[Start of Data to use]
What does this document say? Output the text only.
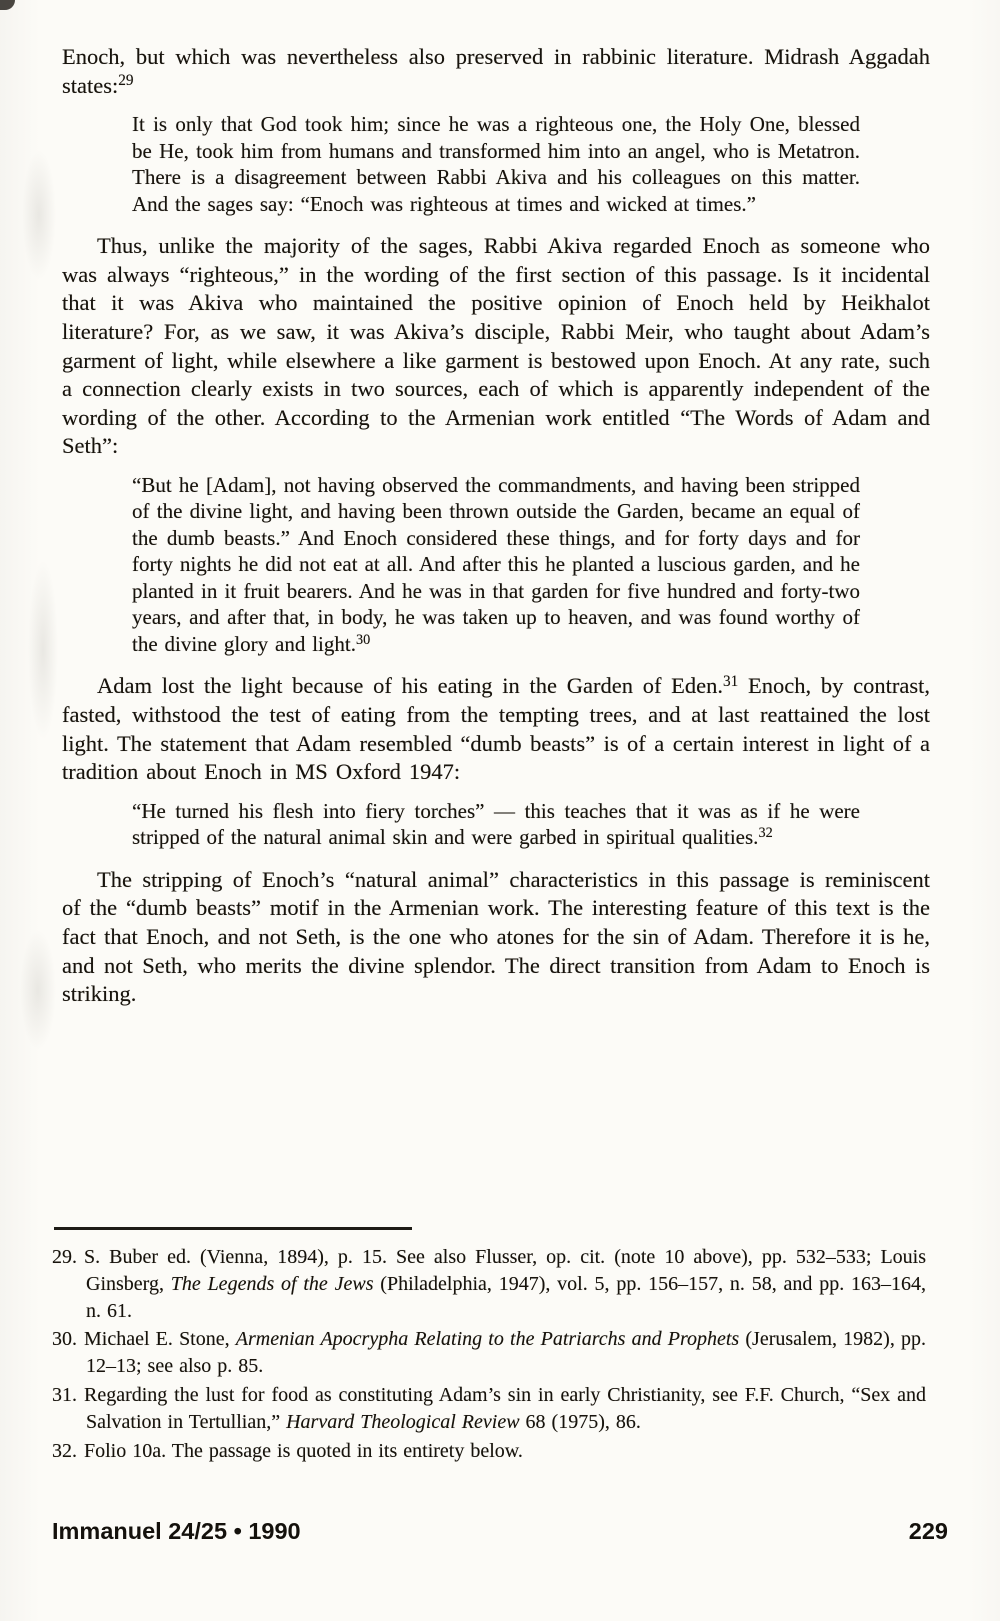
Enoch, but which was nevertheless also preserved in rabbinic literature. Midrash Aggadah states:$^{29}$

It is only that God took him; since he was a righteous one, the Holy One, blessed be He, took him from humans and transformed him into an angel, who is Metatron. There is a disagreement between Rabbi Akiva and his colleagues on this matter. And the sages say: “Enoch was righteous at times and wicked at times.”

Thus, unlike the majority of the sages, Rabbi Akiva regarded Enoch as someone who was always “righteous,” in the wording of the first section of this passage. Is it incidental that it was Akiva who maintained the positive opinion of Enoch held by Heikhalot literature? For, as we saw, it was Akiva’s disciple, Rabbi Meir, who taught about Adam’s garment of light, while elsewhere a like garment is bestowed upon Enoch. At any rate, such a connection clearly exists in two sources, each of which is apparently independent of the wording of the other. According to the Armenian work entitled “The Words of Adam and Seth”:

“But he [Adam], not having observed the commandments, and having been stripped of the divine light, and having been thrown outside the Garden, became an equal of the dumb beasts.” And Enoch considered these things, and for forty days and for forty nights he did not eat at all. And after this he planted a luscious garden, and he planted in it fruit bearers. And he was in that garden for five hundred and forty-two years, and after that, in body, he was taken up to heaven, and was found worthy of the divine glory and light.$^{30}$

Adam lost the light because of his eating in the Garden of Eden.$^{31}$ Enoch, by contrast, fasted, withstood the test of eating from the tempting trees, and at last reattained the lost light. The statement that Adam resembled “dumb beasts” is of a certain interest in light of a tradition about Enoch in MS Oxford 1947:

“He turned his flesh into fiery torches” — this teaches that it was as if he were stripped of the natural animal skin and were garbed in spiritual qualities.$^{32}$

The stripping of Enoch’s “natural animal” characteristics in this passage is reminiscent of the “dumb beasts” motif in the Armenian work. The interesting feature of this text is the fact that Enoch, and not Seth, is the one who atones for the sin of Adam. Therefore it is he, and not Seth, who merits the divine splendor. The direct transition from Adam to Enoch is striking.

29. S. Buber ed. (Vienna, 1894), p. 15. See also Flusser, op. cit. (note 10 above), pp. 532–533; Louis Ginsberg, The Legends of the Jews (Philadelphia, 1947), vol. 5, pp. 156–157, n. 58, and pp. 163–164, n. 61.

30. Michael E. Stone, Armenian Apocrypha Relating to the Patriarchs and Prophets (Jerusalem, 1982), pp. 12–13; see also p. 85.

31. Regarding the lust for food as constituting Adam’s sin in early Christianity, see F.F. Church, “Sex and Salvation in Tertullian,” Harvard Theological Review 68 (1975), 86.

32. Folio 10a. The passage is quoted in its entirety below.

Immanuel 24/25 • 1990	229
[End of Data to use]
**Exercise**. Track down the lines that include the word "also" and copy them.

**Response for this exercise**.
Enoch, but which was nevertheless also preserved in rabbinic literature. Midrash Aggadah states:$^{29}$
29. S. Buber ed. (Vienna, 1894), p. 15. See also Flusser, op. cit. (note 10 above), pp. 532–533; Louis Ginsberg, The Legends of the Jews (Philadelphia, 1947), vol. 5, pp. 156–157, n. 58, and pp. 163–164, n. 61.
30. Michael E. Stone, Armenian Apocrypha Relating to the Patriarchs and Prophets (Jerusalem, 1982), pp. 12–13; see also p. 85.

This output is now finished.